[Figure contents as structured data]
━━━━━━━━━━━━━━━━
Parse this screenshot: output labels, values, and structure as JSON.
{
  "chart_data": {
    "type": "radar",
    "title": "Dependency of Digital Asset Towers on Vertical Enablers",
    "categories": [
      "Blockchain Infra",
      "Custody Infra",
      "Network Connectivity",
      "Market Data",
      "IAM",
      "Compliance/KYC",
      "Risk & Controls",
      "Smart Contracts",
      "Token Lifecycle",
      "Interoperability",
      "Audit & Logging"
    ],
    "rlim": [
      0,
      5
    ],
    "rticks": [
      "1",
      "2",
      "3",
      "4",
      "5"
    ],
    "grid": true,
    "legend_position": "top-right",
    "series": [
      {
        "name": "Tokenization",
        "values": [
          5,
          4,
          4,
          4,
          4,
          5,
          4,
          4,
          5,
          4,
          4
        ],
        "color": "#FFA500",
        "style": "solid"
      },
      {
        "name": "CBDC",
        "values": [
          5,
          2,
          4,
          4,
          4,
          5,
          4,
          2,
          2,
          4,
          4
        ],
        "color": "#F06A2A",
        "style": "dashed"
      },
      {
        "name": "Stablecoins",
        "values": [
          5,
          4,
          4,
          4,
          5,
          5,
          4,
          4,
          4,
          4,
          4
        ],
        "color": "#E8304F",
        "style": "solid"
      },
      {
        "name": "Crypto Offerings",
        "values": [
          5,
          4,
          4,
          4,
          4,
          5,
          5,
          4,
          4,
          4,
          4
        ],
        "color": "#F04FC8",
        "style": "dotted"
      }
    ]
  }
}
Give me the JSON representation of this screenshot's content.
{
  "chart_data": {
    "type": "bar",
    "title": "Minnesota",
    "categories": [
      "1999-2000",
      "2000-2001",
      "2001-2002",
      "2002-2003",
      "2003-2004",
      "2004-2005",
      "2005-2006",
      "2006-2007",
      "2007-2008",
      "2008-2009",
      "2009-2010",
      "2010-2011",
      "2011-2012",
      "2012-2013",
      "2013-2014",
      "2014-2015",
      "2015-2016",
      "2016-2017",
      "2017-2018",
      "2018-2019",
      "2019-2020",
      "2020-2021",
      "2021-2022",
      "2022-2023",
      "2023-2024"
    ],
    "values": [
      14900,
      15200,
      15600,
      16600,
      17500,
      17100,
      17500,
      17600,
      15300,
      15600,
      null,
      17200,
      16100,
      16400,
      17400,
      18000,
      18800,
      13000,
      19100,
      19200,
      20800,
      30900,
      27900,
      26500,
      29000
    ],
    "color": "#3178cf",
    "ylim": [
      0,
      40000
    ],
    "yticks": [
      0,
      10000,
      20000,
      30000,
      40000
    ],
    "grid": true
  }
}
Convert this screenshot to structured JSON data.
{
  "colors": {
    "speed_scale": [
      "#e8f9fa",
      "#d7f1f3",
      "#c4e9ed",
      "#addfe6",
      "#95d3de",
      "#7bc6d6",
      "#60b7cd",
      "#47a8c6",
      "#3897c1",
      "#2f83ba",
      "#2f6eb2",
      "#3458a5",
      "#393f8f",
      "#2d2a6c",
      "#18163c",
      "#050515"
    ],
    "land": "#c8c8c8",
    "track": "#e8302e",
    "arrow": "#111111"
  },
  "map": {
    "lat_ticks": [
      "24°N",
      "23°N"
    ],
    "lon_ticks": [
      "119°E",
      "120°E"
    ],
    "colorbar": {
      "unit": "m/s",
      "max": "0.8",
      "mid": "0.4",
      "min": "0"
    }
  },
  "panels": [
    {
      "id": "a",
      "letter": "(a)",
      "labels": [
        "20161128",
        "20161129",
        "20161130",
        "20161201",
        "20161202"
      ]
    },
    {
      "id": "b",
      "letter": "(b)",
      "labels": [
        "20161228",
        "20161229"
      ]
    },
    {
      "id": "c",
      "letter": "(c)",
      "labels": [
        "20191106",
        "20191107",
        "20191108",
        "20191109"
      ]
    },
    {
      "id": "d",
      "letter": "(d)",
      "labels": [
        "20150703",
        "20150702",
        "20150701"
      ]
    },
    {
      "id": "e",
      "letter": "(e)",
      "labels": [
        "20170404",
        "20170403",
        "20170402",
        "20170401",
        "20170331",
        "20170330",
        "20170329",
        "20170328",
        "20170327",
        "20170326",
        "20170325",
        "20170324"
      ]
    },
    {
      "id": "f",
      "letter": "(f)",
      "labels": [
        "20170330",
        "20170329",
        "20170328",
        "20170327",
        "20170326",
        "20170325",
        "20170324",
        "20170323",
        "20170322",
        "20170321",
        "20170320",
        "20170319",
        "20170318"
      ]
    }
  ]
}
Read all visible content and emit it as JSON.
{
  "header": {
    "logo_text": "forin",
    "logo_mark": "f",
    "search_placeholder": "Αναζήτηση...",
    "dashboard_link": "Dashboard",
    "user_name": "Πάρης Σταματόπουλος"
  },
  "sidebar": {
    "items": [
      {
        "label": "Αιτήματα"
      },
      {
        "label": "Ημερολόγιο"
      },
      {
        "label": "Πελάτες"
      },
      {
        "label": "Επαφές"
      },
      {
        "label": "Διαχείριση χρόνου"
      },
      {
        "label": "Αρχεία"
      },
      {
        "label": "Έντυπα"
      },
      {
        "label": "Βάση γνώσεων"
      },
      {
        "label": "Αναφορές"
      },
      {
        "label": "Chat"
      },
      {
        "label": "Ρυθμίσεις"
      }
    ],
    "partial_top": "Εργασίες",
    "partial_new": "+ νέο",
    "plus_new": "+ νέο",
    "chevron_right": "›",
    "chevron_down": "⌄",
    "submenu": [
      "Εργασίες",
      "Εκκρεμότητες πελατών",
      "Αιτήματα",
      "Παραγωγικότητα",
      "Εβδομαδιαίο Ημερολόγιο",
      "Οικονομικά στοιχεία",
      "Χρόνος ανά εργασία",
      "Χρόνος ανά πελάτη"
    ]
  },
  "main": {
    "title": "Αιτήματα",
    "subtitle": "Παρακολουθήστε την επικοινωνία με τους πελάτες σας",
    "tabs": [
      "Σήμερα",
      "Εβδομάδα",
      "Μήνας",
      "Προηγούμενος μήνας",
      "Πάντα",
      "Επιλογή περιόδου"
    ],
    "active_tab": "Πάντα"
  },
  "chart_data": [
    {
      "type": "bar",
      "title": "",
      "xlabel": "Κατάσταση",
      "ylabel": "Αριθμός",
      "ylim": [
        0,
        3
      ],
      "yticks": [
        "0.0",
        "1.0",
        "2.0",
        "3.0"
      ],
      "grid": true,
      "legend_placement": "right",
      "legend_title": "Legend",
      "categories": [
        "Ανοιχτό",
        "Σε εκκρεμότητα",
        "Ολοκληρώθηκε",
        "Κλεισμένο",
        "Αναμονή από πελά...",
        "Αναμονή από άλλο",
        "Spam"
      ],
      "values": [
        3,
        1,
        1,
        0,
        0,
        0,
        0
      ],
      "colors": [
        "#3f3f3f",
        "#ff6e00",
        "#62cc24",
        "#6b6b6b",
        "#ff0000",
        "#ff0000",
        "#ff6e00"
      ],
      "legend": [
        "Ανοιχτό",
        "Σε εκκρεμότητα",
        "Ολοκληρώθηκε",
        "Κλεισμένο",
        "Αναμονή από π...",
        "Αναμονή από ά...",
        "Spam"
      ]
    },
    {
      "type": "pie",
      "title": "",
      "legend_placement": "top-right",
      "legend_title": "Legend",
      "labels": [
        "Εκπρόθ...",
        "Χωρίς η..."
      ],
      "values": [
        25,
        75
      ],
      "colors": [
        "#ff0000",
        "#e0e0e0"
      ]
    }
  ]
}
━━━━━━━━━━━━━━━━
**TASK**: Using the entries above, state how many lines include the word "Χρόνος", with no other words.

**REPLY TO THE TASK**: 2